Raw data –
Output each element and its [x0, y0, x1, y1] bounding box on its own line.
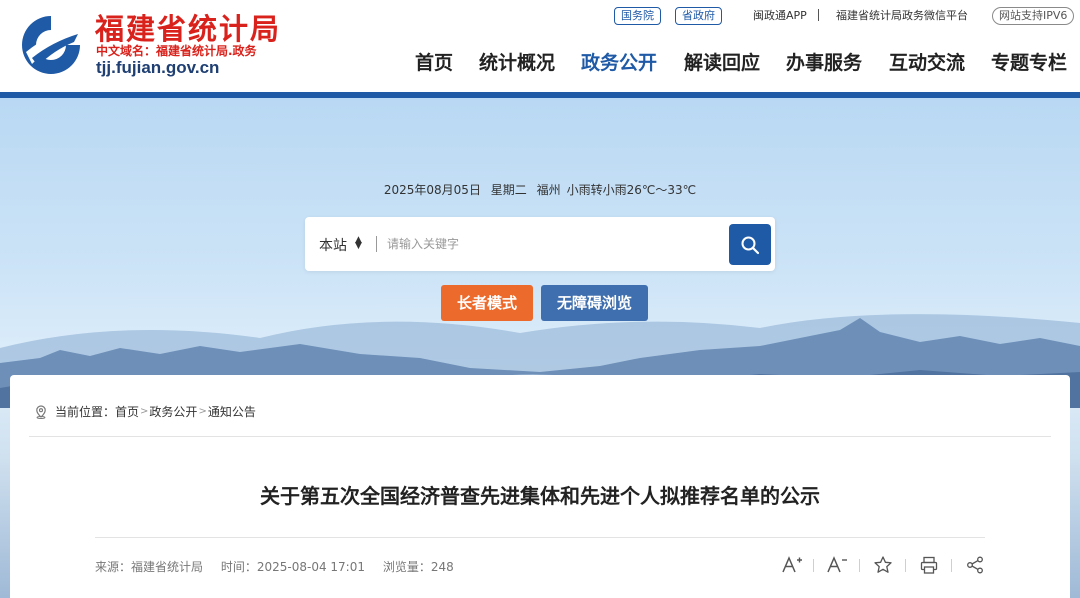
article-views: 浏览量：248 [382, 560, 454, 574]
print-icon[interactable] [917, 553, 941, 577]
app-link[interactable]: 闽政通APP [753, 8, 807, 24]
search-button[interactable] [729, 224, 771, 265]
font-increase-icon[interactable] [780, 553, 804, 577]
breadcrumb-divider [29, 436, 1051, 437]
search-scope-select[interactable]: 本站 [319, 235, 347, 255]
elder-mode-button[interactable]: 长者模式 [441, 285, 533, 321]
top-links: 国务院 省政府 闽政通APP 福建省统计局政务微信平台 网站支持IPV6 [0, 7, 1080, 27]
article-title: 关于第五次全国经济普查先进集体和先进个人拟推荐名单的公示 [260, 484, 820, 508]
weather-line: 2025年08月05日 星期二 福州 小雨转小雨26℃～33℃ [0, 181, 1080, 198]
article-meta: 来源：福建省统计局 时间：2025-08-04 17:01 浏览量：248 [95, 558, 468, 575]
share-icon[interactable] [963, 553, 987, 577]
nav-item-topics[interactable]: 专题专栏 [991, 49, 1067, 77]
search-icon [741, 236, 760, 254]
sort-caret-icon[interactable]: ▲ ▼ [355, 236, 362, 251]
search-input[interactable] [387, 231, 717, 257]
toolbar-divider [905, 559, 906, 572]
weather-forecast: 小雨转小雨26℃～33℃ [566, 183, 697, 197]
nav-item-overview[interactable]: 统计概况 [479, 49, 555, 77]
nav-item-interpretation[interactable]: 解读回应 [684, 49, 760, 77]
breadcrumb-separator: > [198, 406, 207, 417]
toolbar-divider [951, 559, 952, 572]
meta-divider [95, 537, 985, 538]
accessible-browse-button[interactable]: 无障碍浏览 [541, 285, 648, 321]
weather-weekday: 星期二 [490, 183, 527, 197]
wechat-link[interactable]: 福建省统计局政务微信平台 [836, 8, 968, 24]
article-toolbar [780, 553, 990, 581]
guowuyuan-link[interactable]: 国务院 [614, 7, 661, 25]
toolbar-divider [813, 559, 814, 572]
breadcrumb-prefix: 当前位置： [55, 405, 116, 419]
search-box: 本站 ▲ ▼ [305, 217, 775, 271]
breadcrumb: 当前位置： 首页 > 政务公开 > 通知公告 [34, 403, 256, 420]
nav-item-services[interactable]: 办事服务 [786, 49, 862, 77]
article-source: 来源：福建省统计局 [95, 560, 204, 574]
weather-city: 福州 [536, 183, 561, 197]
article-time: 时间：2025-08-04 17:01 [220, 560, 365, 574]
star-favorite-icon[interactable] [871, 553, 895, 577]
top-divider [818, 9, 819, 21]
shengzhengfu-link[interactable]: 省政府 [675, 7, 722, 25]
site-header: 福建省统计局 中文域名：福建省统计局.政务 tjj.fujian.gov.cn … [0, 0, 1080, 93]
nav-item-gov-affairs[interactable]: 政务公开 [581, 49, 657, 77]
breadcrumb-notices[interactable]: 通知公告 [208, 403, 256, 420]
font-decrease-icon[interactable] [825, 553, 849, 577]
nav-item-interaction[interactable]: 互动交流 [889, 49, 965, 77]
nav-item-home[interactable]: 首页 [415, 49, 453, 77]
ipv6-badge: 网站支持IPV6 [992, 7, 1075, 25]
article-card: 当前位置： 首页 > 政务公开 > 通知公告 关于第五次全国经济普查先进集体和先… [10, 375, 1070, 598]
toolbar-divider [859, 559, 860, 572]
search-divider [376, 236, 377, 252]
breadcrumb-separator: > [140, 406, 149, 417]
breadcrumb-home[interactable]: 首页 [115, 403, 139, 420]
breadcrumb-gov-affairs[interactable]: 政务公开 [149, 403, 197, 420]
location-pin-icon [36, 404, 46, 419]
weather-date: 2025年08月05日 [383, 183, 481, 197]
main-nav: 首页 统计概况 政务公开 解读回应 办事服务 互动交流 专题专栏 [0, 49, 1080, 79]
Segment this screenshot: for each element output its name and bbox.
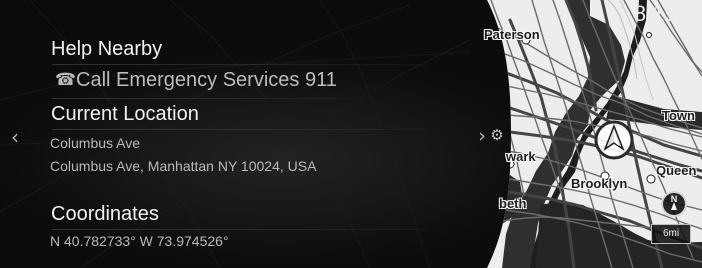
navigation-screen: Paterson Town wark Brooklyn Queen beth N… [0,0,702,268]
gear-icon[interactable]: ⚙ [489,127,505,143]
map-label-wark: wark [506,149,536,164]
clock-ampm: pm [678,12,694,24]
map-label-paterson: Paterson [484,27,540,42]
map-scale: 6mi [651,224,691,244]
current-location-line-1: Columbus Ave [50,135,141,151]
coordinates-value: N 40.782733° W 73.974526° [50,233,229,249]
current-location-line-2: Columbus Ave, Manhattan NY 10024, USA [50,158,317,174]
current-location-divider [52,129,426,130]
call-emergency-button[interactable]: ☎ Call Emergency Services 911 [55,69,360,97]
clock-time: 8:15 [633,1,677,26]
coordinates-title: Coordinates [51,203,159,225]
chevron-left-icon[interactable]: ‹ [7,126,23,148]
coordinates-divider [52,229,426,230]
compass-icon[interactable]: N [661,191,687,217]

To do – Reproduce everything from the line containing "navigation-screen: Paterson Town" down to the end of the records, substituting "Central Park West" for "Columbus Ave" wherever it occurs and leaving all else unchanged.

Solution to this problem –
navigation-screen: Paterson Town wark Brooklyn Queen beth N… [0,0,702,268]
gear-icon[interactable]: ⚙ [489,127,505,143]
map-label-wark: wark [506,149,536,164]
clock-ampm: pm [678,12,694,24]
map-label-paterson: Paterson [484,27,540,42]
map-scale: 6mi [651,224,691,244]
current-location-line-1: Central Park West [50,135,141,151]
coordinates-value: N 40.782733° W 73.974526° [50,233,229,249]
current-location-line-2: Central Park West, Manhattan NY 10024, USA [50,158,317,174]
current-location-divider [52,129,426,130]
call-emergency-button[interactable]: ☎ Call Emergency Services 911 [55,69,360,97]
clock-time: 8:15 [633,1,677,26]
coordinates-title: Coordinates [51,203,159,225]
chevron-left-icon[interactable]: ‹ [7,126,23,148]
coordinates-divider [52,229,426,230]
compass-icon[interactable]: N [661,191,687,217]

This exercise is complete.